-- START Supplied material --

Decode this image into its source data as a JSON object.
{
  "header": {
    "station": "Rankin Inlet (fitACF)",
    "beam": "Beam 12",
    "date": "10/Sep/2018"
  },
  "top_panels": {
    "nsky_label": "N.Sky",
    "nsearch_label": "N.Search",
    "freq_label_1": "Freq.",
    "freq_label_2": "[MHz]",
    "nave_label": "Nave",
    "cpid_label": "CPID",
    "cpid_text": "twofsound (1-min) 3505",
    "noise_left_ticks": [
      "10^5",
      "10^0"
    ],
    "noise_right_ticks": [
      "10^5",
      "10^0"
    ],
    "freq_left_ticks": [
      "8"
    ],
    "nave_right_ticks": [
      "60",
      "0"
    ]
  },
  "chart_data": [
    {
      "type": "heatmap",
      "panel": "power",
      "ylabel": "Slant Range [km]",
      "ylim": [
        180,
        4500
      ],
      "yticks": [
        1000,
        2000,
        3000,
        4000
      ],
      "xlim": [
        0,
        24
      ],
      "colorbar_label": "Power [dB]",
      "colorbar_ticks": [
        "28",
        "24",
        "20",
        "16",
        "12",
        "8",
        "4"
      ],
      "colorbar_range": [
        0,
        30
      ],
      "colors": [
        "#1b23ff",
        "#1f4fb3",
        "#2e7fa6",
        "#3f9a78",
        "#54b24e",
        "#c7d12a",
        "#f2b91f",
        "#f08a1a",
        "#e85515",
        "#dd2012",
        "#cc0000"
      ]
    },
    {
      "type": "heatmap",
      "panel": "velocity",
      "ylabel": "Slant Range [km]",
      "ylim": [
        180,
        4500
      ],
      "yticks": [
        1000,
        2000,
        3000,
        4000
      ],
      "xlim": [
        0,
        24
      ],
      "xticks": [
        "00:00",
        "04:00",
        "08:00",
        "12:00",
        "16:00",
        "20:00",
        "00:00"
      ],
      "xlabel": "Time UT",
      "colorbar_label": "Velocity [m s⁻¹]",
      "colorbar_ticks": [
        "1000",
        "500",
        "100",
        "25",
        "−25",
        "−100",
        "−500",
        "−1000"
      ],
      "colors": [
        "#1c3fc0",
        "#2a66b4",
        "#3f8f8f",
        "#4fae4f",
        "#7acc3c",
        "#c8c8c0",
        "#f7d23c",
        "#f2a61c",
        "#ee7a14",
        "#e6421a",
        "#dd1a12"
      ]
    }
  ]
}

-- END Supplied material --

[Description of the task]
Copy out the whole listing, exactly as written.

[Worked solution]
Decode this image into its source data as a JSON object.
{
  "header": {
    "station": "Rankin Inlet (fitACF)",
    "beam": "Beam 12",
    "date": "10/Sep/2018"
  },
  "top_panels": {
    "nsky_label": "N.Sky",
    "nsearch_label": "N.Search",
    "freq_label_1": "Freq.",
    "freq_label_2": "[MHz]",
    "nave_label": "Nave",
    "cpid_label": "CPID",
    "cpid_text": "twofsound (1-min) 3505",
    "noise_left_ticks": [
      "10^5",
      "10^0"
    ],
    "noise_right_ticks": [
      "10^5",
      "10^0"
    ],
    "freq_left_ticks": [
      "8"
    ],
    "nave_right_ticks": [
      "60",
      "0"
    ]
  },
  "chart_data": [
    {
      "type": "heatmap",
      "panel": "power",
      "ylabel": "Slant Range [km]",
      "ylim": [
        180,
        4500
      ],
      "yticks": [
        1000,
        2000,
        3000,
        4000
      ],
      "xlim": [
        0,
        24
      ],
      "colorbar_label": "Power [dB]",
      "colorbar_ticks": [
        "28",
        "24",
        "20",
        "16",
        "12",
        "8",
        "4"
      ],
      "colorbar_range": [
        0,
        30
      ],
      "colors": [
        "#1b23ff",
        "#1f4fb3",
        "#2e7fa6",
        "#3f9a78",
        "#54b24e",
        "#c7d12a",
        "#f2b91f",
        "#f08a1a",
        "#e85515",
        "#dd2012",
        "#cc0000"
      ]
    },
    {
      "type": "heatmap",
      "panel": "velocity",
      "ylabel": "Slant Range [km]",
      "ylim": [
        180,
        4500
      ],
      "yticks": [
        1000,
        2000,
        3000,
        4000
      ],
      "xlim": [
        0,
        24
      ],
      "xticks": [
        "00:00",
        "04:00",
        "08:00",
        "12:00",
        "16:00",
        "20:00",
        "00:00"
      ],
      "xlabel": "Time UT",
      "colorbar_label": "Velocity [m s⁻¹]",
      "colorbar_ticks": [
        "1000",
        "500",
        "100",
        "25",
        "−25",
        "−100",
        "−500",
        "−1000"
      ],
      "colors": [
        "#1c3fc0",
        "#2a66b4",
        "#3f8f8f",
        "#4fae4f",
        "#7acc3c",
        "#c8c8c0",
        "#f7d23c",
        "#f2a61c",
        "#ee7a14",
        "#e6421a",
        "#dd1a12"
      ]
    }
  ]
}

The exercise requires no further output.